Stated task: Word for word, restate every line of the material.

Entries supplied:

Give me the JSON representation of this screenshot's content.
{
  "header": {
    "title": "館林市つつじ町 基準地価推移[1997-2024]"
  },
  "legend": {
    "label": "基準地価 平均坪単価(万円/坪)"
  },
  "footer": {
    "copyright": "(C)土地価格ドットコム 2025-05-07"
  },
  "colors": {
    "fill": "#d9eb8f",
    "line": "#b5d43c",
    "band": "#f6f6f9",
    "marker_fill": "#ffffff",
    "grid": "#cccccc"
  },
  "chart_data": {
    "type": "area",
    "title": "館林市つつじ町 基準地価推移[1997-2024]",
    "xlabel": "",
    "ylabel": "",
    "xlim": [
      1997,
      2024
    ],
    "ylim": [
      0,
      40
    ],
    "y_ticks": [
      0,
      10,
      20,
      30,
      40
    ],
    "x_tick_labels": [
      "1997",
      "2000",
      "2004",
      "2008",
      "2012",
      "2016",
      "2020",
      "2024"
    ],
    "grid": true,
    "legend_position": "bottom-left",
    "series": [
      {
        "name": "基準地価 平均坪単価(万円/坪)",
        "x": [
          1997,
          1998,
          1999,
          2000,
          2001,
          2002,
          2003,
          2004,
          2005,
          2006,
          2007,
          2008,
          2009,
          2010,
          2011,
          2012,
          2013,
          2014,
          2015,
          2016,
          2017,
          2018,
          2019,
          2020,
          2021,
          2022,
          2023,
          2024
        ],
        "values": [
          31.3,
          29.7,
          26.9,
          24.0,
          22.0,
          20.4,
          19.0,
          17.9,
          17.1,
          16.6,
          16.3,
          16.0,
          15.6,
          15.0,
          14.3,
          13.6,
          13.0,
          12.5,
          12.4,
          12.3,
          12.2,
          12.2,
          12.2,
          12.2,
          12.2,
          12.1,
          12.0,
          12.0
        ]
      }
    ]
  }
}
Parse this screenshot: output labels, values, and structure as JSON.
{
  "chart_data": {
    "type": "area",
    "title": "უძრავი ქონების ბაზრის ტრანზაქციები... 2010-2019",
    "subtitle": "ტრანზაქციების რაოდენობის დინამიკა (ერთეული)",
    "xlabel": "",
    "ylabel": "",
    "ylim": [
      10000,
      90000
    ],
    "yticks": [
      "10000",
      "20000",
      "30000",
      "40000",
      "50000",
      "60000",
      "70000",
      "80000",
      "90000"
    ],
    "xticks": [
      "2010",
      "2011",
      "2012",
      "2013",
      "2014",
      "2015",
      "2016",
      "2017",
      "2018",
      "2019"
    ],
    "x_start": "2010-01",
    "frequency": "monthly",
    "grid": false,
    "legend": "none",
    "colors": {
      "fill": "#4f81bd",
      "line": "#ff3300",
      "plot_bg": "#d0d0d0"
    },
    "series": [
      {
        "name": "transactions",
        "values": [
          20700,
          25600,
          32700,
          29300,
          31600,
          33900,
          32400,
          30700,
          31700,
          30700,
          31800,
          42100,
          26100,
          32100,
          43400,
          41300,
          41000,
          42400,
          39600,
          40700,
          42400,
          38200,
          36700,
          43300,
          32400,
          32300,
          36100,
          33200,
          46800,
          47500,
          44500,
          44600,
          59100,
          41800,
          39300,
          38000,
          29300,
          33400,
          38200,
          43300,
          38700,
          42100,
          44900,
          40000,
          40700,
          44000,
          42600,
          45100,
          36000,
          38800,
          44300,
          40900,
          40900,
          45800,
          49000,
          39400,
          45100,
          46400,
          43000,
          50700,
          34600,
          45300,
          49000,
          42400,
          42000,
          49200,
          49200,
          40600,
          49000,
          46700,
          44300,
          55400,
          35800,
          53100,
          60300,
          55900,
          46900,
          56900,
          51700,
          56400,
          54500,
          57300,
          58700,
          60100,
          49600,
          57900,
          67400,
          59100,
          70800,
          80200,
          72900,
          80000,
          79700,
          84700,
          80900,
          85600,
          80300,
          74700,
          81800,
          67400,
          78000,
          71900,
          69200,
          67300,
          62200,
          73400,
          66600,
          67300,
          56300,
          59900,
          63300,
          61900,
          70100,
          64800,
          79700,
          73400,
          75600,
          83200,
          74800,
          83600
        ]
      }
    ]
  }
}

Task result:
Give me the JSON representation of this screenshot's content.
{
  "header": {
    "title": "館林市つつじ町 基準地価推移[1997-2024]"
  },
  "legend": {
    "label": "基準地価 平均坪単価(万円/坪)"
  },
  "footer": {
    "copyright": "(C)土地価格ドットコム 2025-05-07"
  },
  "colors": {
    "fill": "#d9eb8f",
    "line": "#b5d43c",
    "band": "#f6f6f9",
    "marker_fill": "#ffffff",
    "grid": "#cccccc"
  },
  "chart_data": {
    "type": "area",
    "title": "館林市つつじ町 基準地価推移[1997-2024]",
    "xlabel": "",
    "ylabel": "",
    "xlim": [
      1997,
      2024
    ],
    "ylim": [
      0,
      40
    ],
    "y_ticks": [
      0,
      10,
      20,
      30,
      40
    ],
    "x_tick_labels": [
      "1997",
      "2000",
      "2004",
      "2008",
      "2012",
      "2016",
      "2020",
      "2024"
    ],
    "grid": true,
    "legend_position": "bottom-left",
    "series": [
      {
        "name": "基準地価 平均坪単価(万円/坪)",
        "x": [
          1997,
          1998,
          1999,
          2000,
          2001,
          2002,
          2003,
          2004,
          2005,
          2006,
          2007,
          2008,
          2009,
          2010,
          2011,
          2012,
          2013,
          2014,
          2015,
          2016,
          2017,
          2018,
          2019,
          2020,
          2021,
          2022,
          2023,
          2024
        ],
        "values": [
          31.3,
          29.7,
          26.9,
          24.0,
          22.0,
          20.4,
          19.0,
          17.9,
          17.1,
          16.6,
          16.3,
          16.0,
          15.6,
          15.0,
          14.3,
          13.6,
          13.0,
          12.5,
          12.4,
          12.3,
          12.2,
          12.2,
          12.2,
          12.2,
          12.2,
          12.1,
          12.0,
          12.0
        ]
      }
    ]
  }
}
Parse this screenshot: output labels, values, and structure as JSON.
{
  "chart_data": {
    "type": "area",
    "title": "უძრავი ქონების ბაზრის ტრანზაქციები... 2010-2019",
    "subtitle": "ტრანზაქციების რაოდენობის დინამიკა (ერთეული)",
    "xlabel": "",
    "ylabel": "",
    "ylim": [
      10000,
      90000
    ],
    "yticks": [
      "10000",
      "20000",
      "30000",
      "40000",
      "50000",
      "60000",
      "70000",
      "80000",
      "90000"
    ],
    "xticks": [
      "2010",
      "2011",
      "2012",
      "2013",
      "2014",
      "2015",
      "2016",
      "2017",
      "2018",
      "2019"
    ],
    "x_start": "2010-01",
    "frequency": "monthly",
    "grid": false,
    "legend": "none",
    "colors": {
      "fill": "#4f81bd",
      "line": "#ff3300",
      "plot_bg": "#d0d0d0"
    },
    "series": [
      {
        "name": "transactions",
        "values": [
          20700,
          25600,
          32700,
          29300,
          31600,
          33900,
          32400,
          30700,
          31700,
          30700,
          31800,
          42100,
          26100,
          32100,
          43400,
          41300,
          41000,
          42400,
          39600,
          40700,
          42400,
          38200,
          36700,
          43300,
          32400,
          32300,
          36100,
          33200,
          46800,
          47500,
          44500,
          44600,
          59100,
          41800,
          39300,
          38000,
          29300,
          33400,
          38200,
          43300,
          38700,
          42100,
          44900,
          40000,
          40700,
          44000,
          42600,
          45100,
          36000,
          38800,
          44300,
          40900,
          40900,
          45800,
          49000,
          39400,
          45100,
          46400,
          43000,
          50700,
          34600,
          45300,
          49000,
          42400,
          42000,
          49200,
          49200,
          40600,
          49000,
          46700,
          44300,
          55400,
          35800,
          53100,
          60300,
          55900,
          46900,
          56900,
          51700,
          56400,
          54500,
          57300,
          58700,
          60100,
          49600,
          57900,
          67400,
          59100,
          70800,
          80200,
          72900,
          80000,
          79700,
          84700,
          80900,
          85600,
          80300,
          74700,
          81800,
          67400,
          78000,
          71900,
          69200,
          67300,
          62200,
          73400,
          66600,
          67300,
          56300,
          59900,
          63300,
          61900,
          70100,
          64800,
          79700,
          73400,
          75600,
          83200,
          74800,
          83600
        ]
      }
    ]
  }
}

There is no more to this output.